Work required - Using the records below, locate all lines containing "text" and return them.

[Stored items from a collection]
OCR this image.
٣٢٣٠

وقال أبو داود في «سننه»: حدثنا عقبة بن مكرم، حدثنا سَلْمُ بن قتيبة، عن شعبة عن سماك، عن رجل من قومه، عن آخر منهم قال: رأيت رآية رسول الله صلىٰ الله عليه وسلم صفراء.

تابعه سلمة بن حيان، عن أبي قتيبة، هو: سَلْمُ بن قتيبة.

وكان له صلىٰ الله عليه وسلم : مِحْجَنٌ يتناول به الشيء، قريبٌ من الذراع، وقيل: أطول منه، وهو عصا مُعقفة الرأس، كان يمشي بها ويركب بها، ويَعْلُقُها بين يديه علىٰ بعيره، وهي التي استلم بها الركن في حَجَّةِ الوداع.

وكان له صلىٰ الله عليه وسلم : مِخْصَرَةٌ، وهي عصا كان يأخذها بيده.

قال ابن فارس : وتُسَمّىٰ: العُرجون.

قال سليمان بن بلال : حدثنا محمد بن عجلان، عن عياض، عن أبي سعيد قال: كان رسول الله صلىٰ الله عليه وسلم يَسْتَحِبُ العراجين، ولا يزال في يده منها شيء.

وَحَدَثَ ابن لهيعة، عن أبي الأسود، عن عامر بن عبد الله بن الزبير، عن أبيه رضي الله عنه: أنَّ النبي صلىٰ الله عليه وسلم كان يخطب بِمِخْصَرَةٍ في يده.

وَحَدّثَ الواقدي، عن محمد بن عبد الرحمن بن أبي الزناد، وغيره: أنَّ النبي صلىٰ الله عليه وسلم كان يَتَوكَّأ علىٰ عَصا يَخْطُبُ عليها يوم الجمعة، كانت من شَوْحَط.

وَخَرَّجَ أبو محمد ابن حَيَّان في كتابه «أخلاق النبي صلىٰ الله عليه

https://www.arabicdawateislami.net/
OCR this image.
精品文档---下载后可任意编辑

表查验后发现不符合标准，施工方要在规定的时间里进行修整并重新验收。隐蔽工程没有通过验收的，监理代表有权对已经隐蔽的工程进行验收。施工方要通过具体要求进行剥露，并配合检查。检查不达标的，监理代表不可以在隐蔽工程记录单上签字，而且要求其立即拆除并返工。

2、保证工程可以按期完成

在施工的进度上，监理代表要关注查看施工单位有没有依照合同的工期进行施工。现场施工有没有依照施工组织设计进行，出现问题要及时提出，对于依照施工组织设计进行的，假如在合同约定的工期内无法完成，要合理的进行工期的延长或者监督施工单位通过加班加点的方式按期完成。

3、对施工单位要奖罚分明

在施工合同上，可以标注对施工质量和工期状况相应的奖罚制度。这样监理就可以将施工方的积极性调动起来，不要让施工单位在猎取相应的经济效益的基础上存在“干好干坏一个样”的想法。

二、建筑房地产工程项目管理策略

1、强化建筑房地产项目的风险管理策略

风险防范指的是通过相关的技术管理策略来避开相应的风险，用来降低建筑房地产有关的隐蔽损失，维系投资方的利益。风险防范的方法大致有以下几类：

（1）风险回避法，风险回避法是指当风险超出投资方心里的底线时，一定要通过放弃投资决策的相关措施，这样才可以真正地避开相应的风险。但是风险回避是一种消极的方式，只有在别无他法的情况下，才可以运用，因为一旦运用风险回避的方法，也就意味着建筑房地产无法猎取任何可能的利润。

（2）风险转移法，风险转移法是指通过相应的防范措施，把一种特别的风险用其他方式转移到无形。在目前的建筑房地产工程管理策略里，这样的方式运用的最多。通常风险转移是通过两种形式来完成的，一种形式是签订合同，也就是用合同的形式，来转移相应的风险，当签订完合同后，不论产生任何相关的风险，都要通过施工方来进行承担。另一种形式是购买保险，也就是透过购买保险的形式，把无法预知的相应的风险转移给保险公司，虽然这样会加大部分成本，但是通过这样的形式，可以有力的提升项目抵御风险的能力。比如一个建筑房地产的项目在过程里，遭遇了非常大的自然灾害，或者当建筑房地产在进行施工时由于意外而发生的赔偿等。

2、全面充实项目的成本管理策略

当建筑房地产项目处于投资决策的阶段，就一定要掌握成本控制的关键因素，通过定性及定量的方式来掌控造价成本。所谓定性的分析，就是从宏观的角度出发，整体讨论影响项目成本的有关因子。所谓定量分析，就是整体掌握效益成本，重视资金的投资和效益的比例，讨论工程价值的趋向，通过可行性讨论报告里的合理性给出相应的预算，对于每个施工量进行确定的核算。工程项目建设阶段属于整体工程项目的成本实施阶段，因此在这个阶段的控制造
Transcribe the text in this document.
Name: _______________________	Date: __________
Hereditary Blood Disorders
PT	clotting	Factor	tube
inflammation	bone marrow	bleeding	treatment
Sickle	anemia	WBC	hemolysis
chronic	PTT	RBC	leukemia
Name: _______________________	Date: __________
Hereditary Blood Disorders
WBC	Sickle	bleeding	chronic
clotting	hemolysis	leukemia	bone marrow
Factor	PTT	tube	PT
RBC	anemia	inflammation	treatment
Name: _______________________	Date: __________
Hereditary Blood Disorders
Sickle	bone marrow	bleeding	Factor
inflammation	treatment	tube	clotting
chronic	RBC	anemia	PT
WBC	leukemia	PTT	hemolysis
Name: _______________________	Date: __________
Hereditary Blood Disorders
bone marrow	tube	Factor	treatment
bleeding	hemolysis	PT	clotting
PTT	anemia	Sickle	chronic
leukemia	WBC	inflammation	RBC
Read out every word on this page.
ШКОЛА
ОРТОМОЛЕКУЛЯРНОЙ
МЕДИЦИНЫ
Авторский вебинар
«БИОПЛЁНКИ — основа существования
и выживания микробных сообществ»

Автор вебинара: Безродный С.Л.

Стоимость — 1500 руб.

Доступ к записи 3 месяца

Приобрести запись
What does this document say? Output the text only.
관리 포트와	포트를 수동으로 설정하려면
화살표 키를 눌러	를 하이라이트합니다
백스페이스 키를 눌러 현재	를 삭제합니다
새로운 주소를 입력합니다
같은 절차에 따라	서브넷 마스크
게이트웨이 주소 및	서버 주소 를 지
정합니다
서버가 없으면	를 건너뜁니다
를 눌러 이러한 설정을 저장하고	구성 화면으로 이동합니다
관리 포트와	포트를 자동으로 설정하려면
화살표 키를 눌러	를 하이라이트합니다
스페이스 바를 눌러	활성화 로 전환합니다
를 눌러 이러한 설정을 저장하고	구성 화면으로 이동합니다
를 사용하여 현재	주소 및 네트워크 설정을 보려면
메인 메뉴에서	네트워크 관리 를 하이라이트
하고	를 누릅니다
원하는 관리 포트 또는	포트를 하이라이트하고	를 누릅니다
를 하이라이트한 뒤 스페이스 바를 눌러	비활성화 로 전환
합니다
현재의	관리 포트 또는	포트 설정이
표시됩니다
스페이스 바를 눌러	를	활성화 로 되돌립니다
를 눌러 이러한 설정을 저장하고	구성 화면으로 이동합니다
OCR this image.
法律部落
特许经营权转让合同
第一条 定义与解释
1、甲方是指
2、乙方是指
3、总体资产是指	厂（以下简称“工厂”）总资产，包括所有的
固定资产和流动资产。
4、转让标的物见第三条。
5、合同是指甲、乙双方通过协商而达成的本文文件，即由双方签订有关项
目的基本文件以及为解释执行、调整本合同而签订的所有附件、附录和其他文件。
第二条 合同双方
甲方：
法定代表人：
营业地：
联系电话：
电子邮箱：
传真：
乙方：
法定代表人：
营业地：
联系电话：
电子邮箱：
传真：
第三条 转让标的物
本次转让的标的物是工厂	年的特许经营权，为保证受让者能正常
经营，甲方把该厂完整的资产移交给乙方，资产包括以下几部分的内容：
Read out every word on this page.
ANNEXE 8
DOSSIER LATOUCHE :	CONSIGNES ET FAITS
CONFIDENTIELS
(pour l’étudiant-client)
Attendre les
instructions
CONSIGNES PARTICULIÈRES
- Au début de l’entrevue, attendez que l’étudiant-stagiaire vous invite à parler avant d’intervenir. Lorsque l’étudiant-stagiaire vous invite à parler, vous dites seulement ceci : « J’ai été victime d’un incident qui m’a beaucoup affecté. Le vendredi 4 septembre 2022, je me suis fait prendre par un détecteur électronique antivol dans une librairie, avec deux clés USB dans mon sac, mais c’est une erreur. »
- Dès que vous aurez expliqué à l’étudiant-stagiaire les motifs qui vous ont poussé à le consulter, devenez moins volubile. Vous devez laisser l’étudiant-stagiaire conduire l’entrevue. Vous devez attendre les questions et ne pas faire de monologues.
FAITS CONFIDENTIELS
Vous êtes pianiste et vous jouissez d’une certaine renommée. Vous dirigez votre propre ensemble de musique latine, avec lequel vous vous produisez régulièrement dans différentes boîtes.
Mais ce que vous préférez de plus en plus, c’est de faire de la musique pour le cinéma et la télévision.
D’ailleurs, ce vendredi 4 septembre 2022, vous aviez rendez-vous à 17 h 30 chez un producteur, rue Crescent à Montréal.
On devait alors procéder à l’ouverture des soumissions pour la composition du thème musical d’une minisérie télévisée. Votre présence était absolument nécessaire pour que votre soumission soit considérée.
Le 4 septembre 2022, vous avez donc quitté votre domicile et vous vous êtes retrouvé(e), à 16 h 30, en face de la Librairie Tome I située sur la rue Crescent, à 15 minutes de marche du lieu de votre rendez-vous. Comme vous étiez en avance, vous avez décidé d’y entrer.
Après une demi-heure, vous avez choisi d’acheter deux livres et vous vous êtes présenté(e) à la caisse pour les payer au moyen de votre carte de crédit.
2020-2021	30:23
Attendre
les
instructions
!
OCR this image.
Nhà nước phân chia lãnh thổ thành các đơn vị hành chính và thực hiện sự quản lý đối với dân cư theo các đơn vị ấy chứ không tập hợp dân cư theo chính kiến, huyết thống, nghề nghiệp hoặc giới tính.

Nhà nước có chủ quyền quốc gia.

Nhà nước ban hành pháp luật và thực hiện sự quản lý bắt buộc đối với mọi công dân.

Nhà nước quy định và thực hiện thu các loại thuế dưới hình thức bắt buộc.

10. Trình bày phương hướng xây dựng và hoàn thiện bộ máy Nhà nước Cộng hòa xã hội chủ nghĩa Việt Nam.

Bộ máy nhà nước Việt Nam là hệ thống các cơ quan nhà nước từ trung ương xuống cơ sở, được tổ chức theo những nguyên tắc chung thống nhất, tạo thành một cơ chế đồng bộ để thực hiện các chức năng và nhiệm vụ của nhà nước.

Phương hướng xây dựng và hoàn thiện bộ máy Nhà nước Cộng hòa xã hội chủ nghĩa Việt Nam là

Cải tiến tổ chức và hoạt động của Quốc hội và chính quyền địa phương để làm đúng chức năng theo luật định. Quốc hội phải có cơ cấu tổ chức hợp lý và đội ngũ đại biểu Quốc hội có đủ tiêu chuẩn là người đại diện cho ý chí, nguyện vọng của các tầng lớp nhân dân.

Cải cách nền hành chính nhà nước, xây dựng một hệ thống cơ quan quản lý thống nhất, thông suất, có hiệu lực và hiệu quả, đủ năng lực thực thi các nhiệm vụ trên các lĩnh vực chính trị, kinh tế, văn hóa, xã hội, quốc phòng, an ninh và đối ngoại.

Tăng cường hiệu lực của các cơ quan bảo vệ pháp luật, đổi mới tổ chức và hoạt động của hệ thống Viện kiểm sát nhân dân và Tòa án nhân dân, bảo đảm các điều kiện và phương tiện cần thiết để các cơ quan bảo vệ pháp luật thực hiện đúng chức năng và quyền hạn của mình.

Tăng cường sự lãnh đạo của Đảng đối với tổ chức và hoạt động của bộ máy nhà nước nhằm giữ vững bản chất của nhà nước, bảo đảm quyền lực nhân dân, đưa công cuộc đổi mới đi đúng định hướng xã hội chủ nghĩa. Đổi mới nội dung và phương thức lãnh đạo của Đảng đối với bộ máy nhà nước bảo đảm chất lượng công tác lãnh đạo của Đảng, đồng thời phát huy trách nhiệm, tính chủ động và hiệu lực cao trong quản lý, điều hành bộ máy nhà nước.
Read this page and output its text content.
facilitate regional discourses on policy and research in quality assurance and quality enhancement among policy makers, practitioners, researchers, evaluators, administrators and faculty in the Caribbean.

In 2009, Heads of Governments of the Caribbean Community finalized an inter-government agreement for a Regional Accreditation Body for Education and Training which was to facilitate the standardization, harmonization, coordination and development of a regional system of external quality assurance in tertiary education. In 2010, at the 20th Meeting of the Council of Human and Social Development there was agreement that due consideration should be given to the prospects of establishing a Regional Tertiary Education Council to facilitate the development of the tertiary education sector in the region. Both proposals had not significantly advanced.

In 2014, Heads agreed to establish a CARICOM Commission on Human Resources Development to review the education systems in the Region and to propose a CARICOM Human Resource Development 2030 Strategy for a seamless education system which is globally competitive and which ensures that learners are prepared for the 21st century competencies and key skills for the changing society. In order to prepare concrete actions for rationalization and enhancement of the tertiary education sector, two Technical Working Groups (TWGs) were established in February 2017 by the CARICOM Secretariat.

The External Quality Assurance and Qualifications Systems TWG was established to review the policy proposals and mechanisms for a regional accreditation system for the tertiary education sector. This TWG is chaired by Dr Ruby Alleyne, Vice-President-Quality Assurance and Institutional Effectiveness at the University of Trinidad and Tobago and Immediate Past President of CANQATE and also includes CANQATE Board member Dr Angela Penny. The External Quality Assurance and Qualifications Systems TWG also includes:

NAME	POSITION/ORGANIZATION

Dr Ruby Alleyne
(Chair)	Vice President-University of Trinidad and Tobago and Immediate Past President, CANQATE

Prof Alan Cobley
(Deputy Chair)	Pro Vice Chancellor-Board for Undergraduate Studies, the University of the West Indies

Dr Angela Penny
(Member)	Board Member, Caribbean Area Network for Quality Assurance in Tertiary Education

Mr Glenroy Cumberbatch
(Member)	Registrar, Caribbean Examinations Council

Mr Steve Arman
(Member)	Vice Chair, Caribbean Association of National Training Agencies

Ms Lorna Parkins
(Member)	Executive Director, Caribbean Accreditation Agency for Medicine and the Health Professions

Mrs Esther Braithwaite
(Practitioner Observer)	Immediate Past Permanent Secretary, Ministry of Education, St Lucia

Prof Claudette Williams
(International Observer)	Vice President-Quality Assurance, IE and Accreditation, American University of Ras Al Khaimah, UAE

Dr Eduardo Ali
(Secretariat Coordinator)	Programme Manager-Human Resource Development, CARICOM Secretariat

Solution -
Transcribe the text in this document.
What does this document say? Output the text only.
Read this page and output its text content.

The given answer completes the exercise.